[TEXT PASSAGE]:
• • • • • • •

- Founded: 1960
- Dissolved: 1968
- Ideology: Quebec sovereigntism Social democracy
- Colours: Varied

= Rassemblement pour l'Indépendance Nationale =

The Rassemblement pour l'Indépendance Nationale (/fr/; RIN; Rally for National Independence) was a political organization dedicated to the promotion of Quebec national independence from Canada.

Torn during its existence between different ideological tendencies, the RIN essentially represented the left wing of the Quebec sovereignty movement of the 1960s.

The RIN participated in negotiations during 1968 with a view to unifying different independence parties but was ultimately excluded from the final negotiations leading to the formation of the Parti Québécois. On October 26, 1968, the party congress decided, on the proposal of President Pierre Bourgault, to dissolve and called on its members to join individually the Parti Québécois.

==History==
The Rassemblement pour l'Indépendance Nationale was founded on September 10, 1960, by about 30 people at the very beginning of the Quiet Revolution. The founders included many of former Alliance Laurentienne members. (The Alliance Laurentienne was dissolved after the creation of the RIN.) The founding members included André D'Allemagne, Jacques Bellemare, and Marcel Chaput. Other prominent members included Andrée Ferretti, Hubert Aquin and Raymond Villeneuve. D'Allemagne, having participated in the Alliance Laurentienne, said that he had found the Alliance's right-wing tendencies quite unpleasant, which was a factor leading to the creation of an officially-neutral organization. However, as the RIN attracted many new young members it quickly became associated with more radical left-wing ideas.

In October 1960, the first general assembly of the organization published its manifesto calling for the independence of Quebec. Pierre Bourgault, who had joined shortly after foundation, became its president in 1964. Following the wish of the members, as expressed in a resolution in 1963, the RIN was turned into a political party. Bourgault and his impassioned and fiery speeches contributed largely to the popularity of the RIN, and he is often wrongly believed to be the founder of the movement.

• • • • • • •

[STORED DATA]:

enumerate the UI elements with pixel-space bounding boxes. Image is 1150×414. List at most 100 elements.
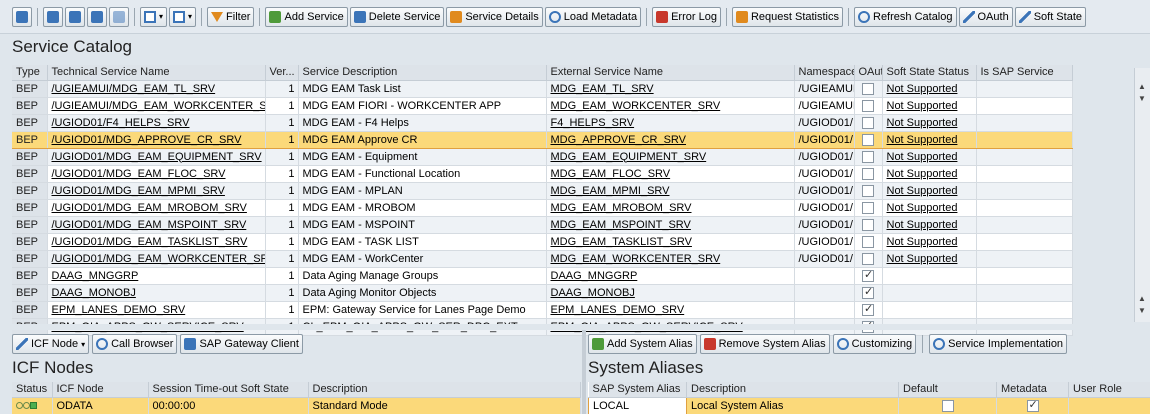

• • • • • • •

[WHAT YOU WILL DO]:
1 > In the text on the Rassemblement pour l'Indépendance Nationale, explain in one to three sentences why the RIN was created as an officially neutral organization.
2 > Extend the text on the Rassemblement pour l'Indépendance Nationale, picking up after its final sentence.

[PER-TASK ANSWERS]:
1 > André D'Allemagne had taken part in the Alliance Laurentienne and said he found its right-wing tendencies quite unpleasant. That was a factor in the decision to create an officially neutral organization.

2 >
In 1963, Georges Schoeters, Raymond Villeneuve and Gabriel Hudon, ex-members of the RIN youth wing, left the party to form the underground revolutionary Front de Libération du Québec.

In the 1966 Quebec general election, the RIN, along with the Ralliement National (RN) won about 8.8% of the popular vote and no seats. Bourgault lost the northern Duplessis riding by a very small margin, a great accomplishment for such a third party. Although it never gathered a high number of votes in Quebec, it played an important role in the birth of the modern "indépendantiste" movement in Quebec and was very active in public demonstrations. Famous protests of the RIN include a 1964 demonstration disapproving the visit of Queen Elizabeth II to Quebec, and a 1968 protest about the presence of Pierre Trudeau on Saint-Jean-Baptiste Day that turned to riot. Their members and supporters were also present in the Montreal crowd and their symbols visible when French President Charles de Gaulle shouted his famed "Vive le Québec Libre" (Long live free Quebec).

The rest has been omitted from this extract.